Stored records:
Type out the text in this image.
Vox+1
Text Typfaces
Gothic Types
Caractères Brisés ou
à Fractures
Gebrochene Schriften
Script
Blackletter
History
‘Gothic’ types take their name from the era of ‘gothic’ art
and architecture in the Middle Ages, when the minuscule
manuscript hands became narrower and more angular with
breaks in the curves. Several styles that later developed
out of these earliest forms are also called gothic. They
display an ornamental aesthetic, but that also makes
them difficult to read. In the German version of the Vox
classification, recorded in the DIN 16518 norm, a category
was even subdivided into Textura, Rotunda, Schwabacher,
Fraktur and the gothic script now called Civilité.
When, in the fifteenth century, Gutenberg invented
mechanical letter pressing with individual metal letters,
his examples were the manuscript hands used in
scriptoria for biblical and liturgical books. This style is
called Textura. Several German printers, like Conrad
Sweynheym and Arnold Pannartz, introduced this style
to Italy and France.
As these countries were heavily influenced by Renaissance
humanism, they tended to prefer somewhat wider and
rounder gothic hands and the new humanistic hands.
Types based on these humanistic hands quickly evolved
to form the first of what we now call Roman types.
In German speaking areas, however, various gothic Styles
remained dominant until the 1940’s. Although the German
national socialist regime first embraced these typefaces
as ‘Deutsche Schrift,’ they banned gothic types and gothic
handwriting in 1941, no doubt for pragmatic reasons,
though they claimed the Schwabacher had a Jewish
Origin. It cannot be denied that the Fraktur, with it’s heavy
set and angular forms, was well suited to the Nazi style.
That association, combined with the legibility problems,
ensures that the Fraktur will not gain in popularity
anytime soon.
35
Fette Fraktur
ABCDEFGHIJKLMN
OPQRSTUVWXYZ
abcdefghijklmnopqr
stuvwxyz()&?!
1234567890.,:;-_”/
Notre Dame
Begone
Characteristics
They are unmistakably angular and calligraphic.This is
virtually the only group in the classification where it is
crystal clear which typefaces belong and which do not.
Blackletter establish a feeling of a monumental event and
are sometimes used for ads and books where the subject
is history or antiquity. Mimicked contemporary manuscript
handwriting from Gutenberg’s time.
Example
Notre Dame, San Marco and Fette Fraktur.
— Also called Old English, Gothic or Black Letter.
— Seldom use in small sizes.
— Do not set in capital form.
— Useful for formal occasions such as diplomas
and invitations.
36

What is asked -> From the records above, pick out and copy each line holding the word "first".

Answer to this exercise ->
to form the first of what we now call Roman types.
national socialist regime first embraced these typefaces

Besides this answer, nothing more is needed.